## [Supplied information]
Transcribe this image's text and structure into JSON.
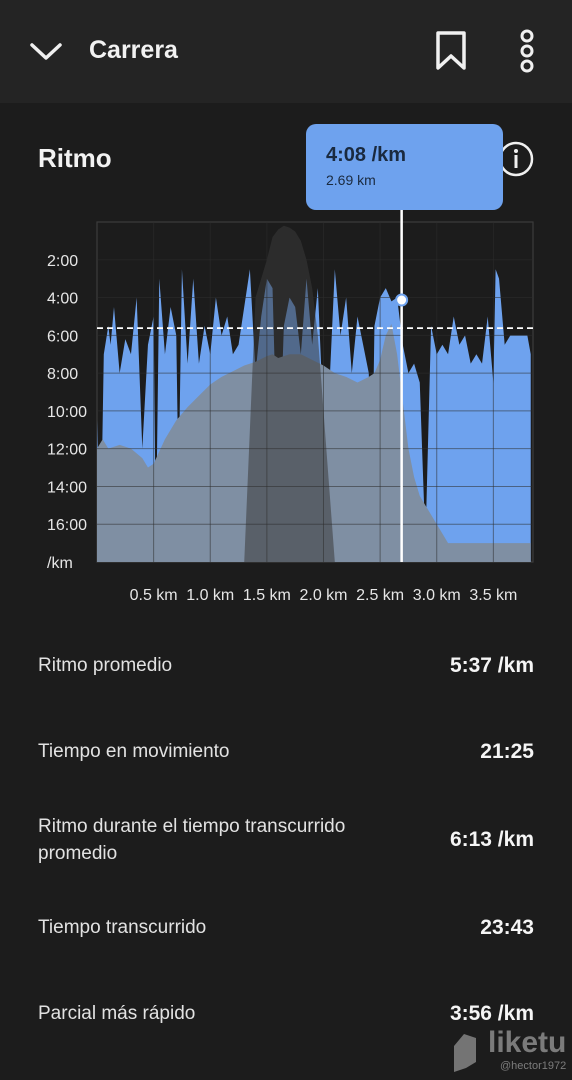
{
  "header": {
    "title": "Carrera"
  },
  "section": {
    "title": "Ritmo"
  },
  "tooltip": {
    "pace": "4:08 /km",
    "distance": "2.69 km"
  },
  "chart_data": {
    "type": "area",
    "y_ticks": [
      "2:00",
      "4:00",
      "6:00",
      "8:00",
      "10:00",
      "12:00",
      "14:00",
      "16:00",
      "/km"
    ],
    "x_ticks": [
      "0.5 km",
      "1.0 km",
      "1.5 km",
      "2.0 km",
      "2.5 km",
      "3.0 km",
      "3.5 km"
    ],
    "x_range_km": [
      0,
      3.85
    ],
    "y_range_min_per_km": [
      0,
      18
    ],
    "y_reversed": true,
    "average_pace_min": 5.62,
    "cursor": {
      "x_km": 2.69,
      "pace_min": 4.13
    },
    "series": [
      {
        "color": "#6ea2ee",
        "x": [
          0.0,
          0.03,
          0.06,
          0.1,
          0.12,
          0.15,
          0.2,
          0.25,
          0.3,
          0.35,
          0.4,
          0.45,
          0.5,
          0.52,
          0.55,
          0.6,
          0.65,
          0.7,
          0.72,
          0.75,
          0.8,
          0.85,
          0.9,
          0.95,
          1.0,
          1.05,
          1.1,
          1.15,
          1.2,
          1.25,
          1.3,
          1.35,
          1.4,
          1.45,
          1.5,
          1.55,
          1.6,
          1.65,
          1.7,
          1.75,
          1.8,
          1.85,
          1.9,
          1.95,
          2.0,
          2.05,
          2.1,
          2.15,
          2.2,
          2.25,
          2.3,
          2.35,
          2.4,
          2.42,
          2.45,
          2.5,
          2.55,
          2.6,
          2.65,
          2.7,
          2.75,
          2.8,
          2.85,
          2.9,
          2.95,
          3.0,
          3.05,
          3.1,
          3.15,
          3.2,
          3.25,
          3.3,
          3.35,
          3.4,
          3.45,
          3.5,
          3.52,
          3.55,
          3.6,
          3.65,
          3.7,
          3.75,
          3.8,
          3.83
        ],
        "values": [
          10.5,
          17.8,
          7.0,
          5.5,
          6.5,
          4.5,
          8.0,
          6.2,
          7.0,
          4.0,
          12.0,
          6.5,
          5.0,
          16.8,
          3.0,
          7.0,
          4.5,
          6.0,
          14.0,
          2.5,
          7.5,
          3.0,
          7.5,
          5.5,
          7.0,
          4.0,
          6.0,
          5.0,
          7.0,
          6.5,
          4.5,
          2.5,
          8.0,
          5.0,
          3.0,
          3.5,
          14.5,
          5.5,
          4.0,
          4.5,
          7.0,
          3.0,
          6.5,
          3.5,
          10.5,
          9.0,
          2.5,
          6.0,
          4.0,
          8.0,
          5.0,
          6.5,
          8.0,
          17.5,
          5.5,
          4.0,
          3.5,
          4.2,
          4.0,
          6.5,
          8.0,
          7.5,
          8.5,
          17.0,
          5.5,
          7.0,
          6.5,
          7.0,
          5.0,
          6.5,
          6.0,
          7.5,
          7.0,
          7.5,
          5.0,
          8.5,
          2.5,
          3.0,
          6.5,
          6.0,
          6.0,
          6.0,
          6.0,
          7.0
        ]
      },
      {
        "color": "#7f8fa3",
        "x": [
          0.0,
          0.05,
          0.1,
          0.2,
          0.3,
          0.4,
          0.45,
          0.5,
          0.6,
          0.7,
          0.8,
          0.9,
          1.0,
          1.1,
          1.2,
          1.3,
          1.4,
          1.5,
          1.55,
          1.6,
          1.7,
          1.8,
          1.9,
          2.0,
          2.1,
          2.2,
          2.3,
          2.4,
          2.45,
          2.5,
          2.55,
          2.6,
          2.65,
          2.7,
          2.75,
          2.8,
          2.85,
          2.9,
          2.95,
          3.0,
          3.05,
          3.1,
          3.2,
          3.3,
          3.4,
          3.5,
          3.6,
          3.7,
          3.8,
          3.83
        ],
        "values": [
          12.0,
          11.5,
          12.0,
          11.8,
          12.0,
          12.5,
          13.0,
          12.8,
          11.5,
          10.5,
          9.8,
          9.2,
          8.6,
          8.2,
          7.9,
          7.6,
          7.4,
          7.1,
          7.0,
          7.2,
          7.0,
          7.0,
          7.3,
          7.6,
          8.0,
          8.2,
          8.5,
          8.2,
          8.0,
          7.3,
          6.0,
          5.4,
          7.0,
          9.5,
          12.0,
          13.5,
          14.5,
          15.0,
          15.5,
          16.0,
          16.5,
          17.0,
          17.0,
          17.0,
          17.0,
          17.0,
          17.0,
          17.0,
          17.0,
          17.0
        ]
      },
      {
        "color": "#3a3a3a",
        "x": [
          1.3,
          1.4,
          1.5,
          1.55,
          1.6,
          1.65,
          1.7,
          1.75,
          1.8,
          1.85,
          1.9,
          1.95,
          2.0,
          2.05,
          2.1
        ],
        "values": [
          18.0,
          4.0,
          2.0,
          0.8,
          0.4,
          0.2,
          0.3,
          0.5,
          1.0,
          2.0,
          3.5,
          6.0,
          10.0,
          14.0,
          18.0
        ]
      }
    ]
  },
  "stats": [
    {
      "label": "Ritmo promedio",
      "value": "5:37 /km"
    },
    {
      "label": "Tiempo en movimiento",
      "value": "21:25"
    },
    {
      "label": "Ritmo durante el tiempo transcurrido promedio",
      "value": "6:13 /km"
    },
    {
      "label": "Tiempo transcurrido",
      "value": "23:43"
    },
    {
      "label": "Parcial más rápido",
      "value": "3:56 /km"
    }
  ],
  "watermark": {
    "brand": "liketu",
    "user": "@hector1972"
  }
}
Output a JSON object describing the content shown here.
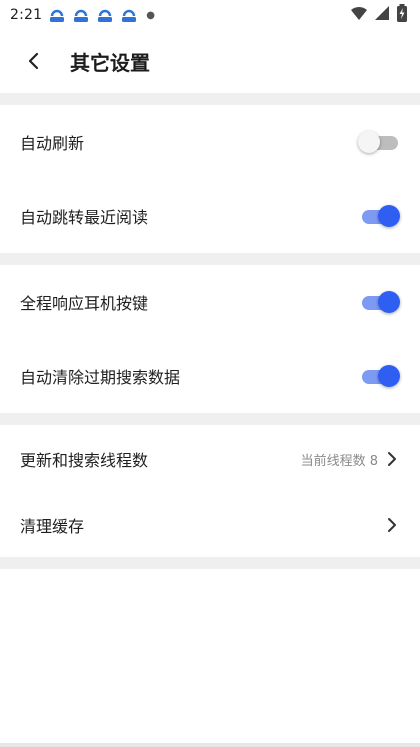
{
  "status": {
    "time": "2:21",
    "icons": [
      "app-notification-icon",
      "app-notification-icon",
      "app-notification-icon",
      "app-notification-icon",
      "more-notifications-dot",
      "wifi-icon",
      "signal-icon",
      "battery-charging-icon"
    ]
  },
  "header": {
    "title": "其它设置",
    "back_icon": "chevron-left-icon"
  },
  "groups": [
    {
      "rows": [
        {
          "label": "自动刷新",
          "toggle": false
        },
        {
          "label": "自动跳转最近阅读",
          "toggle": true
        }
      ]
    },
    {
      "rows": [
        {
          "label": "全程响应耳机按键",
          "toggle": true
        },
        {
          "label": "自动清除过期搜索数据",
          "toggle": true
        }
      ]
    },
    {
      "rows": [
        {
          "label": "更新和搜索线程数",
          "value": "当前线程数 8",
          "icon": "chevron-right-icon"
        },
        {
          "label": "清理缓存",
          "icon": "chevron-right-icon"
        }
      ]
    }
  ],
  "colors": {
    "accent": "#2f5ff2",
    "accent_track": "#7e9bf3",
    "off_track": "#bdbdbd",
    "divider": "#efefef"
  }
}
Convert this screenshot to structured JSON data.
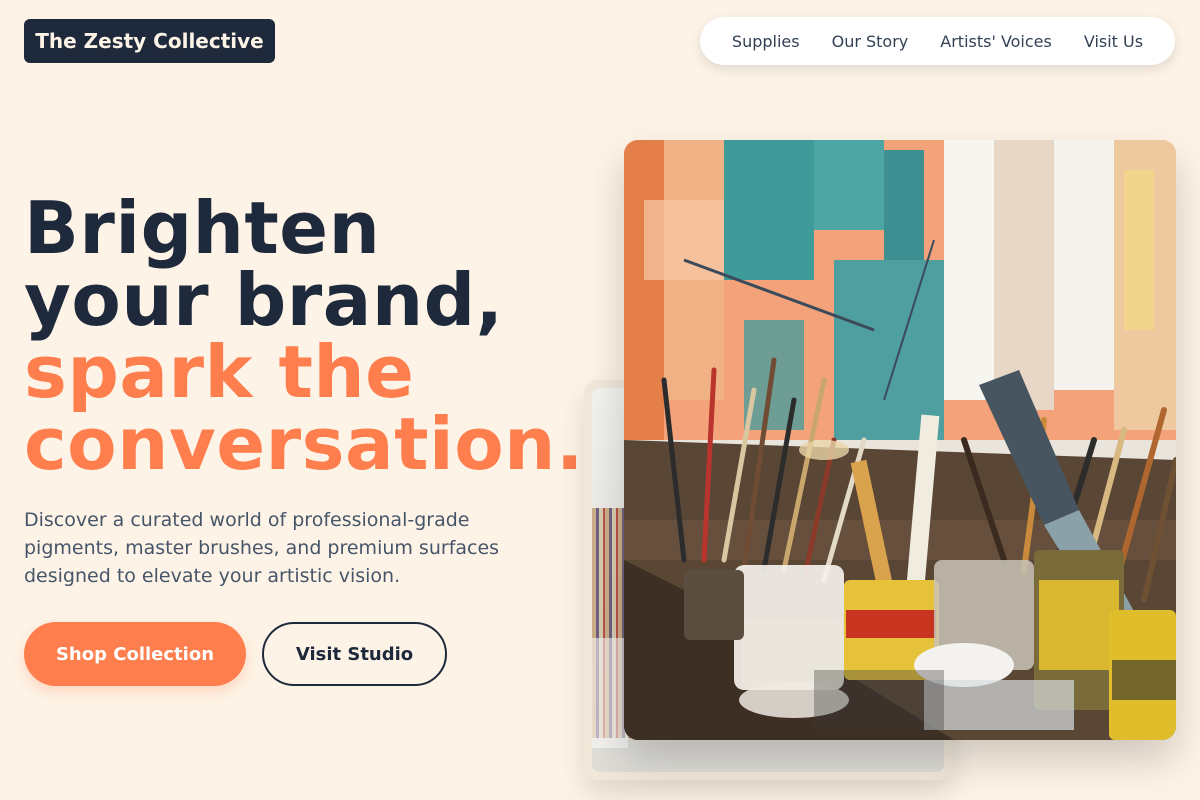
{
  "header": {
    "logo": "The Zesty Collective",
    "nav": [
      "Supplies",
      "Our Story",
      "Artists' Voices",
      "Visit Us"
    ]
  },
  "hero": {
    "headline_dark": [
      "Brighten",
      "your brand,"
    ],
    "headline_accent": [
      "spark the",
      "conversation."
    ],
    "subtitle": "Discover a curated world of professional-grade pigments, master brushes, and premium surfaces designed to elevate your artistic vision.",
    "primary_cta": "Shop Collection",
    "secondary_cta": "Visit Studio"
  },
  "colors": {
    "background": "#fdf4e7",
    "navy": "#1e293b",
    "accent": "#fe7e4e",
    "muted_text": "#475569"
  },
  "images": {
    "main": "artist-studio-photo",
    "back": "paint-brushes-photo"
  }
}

## [Directions for this task]
In the entries above, find every line with the word "promedio" and list it.

## [Exercise response]
      "label": "Ritmo promedio",
      "label": "Ritmo durante el tiempo transcurrido promedio",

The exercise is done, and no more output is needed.